--- Begin Records to process ---
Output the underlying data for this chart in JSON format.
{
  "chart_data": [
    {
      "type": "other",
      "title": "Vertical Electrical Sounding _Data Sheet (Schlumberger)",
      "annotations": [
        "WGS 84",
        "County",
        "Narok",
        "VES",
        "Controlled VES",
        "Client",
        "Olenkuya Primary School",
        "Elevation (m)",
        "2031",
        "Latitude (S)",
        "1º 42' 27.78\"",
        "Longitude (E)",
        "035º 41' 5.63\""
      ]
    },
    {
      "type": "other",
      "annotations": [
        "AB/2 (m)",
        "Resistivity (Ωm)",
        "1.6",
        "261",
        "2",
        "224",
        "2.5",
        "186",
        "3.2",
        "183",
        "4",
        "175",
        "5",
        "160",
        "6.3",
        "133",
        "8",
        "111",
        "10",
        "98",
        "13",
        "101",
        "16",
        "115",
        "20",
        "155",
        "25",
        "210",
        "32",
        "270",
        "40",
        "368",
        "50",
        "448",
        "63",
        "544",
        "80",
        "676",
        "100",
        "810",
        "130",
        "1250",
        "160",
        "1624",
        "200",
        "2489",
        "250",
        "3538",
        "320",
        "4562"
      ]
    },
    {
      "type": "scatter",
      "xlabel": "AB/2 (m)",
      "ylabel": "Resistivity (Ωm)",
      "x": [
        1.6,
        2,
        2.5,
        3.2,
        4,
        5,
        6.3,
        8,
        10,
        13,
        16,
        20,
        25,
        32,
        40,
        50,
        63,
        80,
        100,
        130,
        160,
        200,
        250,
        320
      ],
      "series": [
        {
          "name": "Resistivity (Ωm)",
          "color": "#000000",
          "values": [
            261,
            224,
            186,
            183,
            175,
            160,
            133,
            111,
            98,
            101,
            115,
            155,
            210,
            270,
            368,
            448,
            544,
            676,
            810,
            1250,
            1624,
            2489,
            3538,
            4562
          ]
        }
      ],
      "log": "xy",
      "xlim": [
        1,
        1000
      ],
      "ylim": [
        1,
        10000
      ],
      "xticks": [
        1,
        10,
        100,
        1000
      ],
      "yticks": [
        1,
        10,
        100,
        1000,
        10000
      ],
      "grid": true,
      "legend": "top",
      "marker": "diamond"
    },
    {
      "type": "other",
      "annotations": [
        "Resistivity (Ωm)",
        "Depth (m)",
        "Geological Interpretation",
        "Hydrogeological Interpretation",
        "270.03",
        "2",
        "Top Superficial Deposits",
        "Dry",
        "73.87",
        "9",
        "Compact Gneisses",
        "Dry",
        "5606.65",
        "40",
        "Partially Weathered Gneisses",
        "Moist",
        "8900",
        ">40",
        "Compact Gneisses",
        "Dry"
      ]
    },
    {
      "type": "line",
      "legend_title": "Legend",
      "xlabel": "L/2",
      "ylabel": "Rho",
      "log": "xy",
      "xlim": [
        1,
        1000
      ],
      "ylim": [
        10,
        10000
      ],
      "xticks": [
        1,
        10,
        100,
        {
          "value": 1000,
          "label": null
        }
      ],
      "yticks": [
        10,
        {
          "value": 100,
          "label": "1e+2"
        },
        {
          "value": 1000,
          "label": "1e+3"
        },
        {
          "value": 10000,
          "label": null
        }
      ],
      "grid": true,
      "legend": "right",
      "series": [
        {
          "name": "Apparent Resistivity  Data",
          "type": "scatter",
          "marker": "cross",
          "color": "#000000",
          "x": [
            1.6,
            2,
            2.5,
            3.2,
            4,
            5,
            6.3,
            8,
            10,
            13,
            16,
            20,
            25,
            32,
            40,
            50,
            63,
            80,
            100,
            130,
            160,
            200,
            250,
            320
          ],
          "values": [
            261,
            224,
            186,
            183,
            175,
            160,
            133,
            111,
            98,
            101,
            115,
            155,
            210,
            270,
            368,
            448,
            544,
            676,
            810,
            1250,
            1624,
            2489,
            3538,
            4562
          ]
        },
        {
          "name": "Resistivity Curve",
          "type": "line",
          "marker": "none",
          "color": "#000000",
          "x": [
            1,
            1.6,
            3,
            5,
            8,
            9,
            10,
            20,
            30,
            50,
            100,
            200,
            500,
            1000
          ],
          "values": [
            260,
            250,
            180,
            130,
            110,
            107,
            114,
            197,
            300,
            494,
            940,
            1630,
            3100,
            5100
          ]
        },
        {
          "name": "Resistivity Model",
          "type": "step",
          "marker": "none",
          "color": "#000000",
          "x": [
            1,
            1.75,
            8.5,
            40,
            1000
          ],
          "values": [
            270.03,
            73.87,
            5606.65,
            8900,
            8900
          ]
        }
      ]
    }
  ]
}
--- End Records to process ---
Task statement: Copy out the whole listing exactly; please set it all down.

Response to the exercise:
Output the underlying data for this chart in JSON format.
{
  "chart_data": [
    {
      "type": "other",
      "title": "Vertical Electrical Sounding _Data Sheet (Schlumberger)",
      "annotations": [
        "WGS 84",
        "County",
        "Narok",
        "VES",
        "Controlled VES",
        "Client",
        "Olenkuya Primary School",
        "Elevation (m)",
        "2031",
        "Latitude (S)",
        "1º 42' 27.78\"",
        "Longitude (E)",
        "035º 41' 5.63\""
      ]
    },
    {
      "type": "other",
      "annotations": [
        "AB/2 (m)",
        "Resistivity (Ωm)",
        "1.6",
        "261",
        "2",
        "224",
        "2.5",
        "186",
        "3.2",
        "183",
        "4",
        "175",
        "5",
        "160",
        "6.3",
        "133",
        "8",
        "111",
        "10",
        "98",
        "13",
        "101",
        "16",
        "115",
        "20",
        "155",
        "25",
        "210",
        "32",
        "270",
        "40",
        "368",
        "50",
        "448",
        "63",
        "544",
        "80",
        "676",
        "100",
        "810",
        "130",
        "1250",
        "160",
        "1624",
        "200",
        "2489",
        "250",
        "3538",
        "320",
        "4562"
      ]
    },
    {
      "type": "scatter",
      "xlabel": "AB/2 (m)",
      "ylabel": "Resistivity (Ωm)",
      "x": [
        1.6,
        2,
        2.5,
        3.2,
        4,
        5,
        6.3,
        8,
        10,
        13,
        16,
        20,
        25,
        32,
        40,
        50,
        63,
        80,
        100,
        130,
        160,
        200,
        250,
        320
      ],
      "series": [
        {
          "name": "Resistivity (Ωm)",
          "color": "#000000",
          "values": [
            261,
            224,
            186,
            183,
            175,
            160,
            133,
            111,
            98,
            101,
            115,
            155,
            210,
            270,
            368,
            448,
            544,
            676,
            810,
            1250,
            1624,
            2489,
            3538,
            4562
          ]
        }
      ],
      "log": "xy",
      "xlim": [
        1,
        1000
      ],
      "ylim": [
        1,
        10000
      ],
      "xticks": [
        1,
        10,
        100,
        1000
      ],
      "yticks": [
        1,
        10,
        100,
        1000,
        10000
      ],
      "grid": true,
      "legend": "top",
      "marker": "diamond"
    },
    {
      "type": "other",
      "annotations": [
        "Resistivity (Ωm)",
        "Depth (m)",
        "Geological Interpretation",
        "Hydrogeological Interpretation",
        "270.03",
        "2",
        "Top Superficial Deposits",
        "Dry",
        "73.87",
        "9",
        "Compact Gneisses",
        "Dry",
        "5606.65",
        "40",
        "Partially Weathered Gneisses",
        "Moist",
        "8900",
        ">40",
        "Compact Gneisses",
        "Dry"
      ]
    },
    {
      "type": "line",
      "legend_title": "Legend",
      "xlabel": "L/2",
      "ylabel": "Rho",
      "log": "xy",
      "xlim": [
        1,
        1000
      ],
      "ylim": [
        10,
        10000
      ],
      "xticks": [
        1,
        10,
        100,
        {
          "value": 1000,
          "label": null
        }
      ],
      "yticks": [
        10,
        {
          "value": 100,
          "label": "1e+2"
        },
        {
          "value": 1000,
          "label": "1e+3"
        },
        {
          "value": 10000,
          "label": null
        }
      ],
      "grid": true,
      "legend": "right",
      "series": [
        {
          "name": "Apparent Resistivity  Data",
          "type": "scatter",
          "marker": "cross",
          "color": "#000000",
          "x": [
            1.6,
            2,
            2.5,
            3.2,
            4,
            5,
            6.3,
            8,
            10,
            13,
            16,
            20,
            25,
            32,
            40,
            50,
            63,
            80,
            100,
            130,
            160,
            200,
            250,
            320
          ],
          "values": [
            261,
            224,
            186,
            183,
            175,
            160,
            133,
            111,
            98,
            101,
            115,
            155,
            210,
            270,
            368,
            448,
            544,
            676,
            810,
            1250,
            1624,
            2489,
            3538,
            4562
          ]
        },
        {
          "name": "Resistivity Curve",
          "type": "line",
          "marker": "none",
          "color": "#000000",
          "x": [
            1,
            1.6,
            3,
            5,
            8,
            9,
            10,
            20,
            30,
            50,
            100,
            200,
            500,
            1000
          ],
          "values": [
            260,
            250,
            180,
            130,
            110,
            107,
            114,
            197,
            300,
            494,
            940,
            1630,
            3100,
            5100
          ]
        },
        {
          "name": "Resistivity Model",
          "type": "step",
          "marker": "none",
          "color": "#000000",
          "x": [
            1,
            1.75,
            8.5,
            40,
            1000
          ],
          "values": [
            270.03,
            73.87,
            5606.65,
            8900,
            8900
          ]
        }
      ]
    }
  ]
}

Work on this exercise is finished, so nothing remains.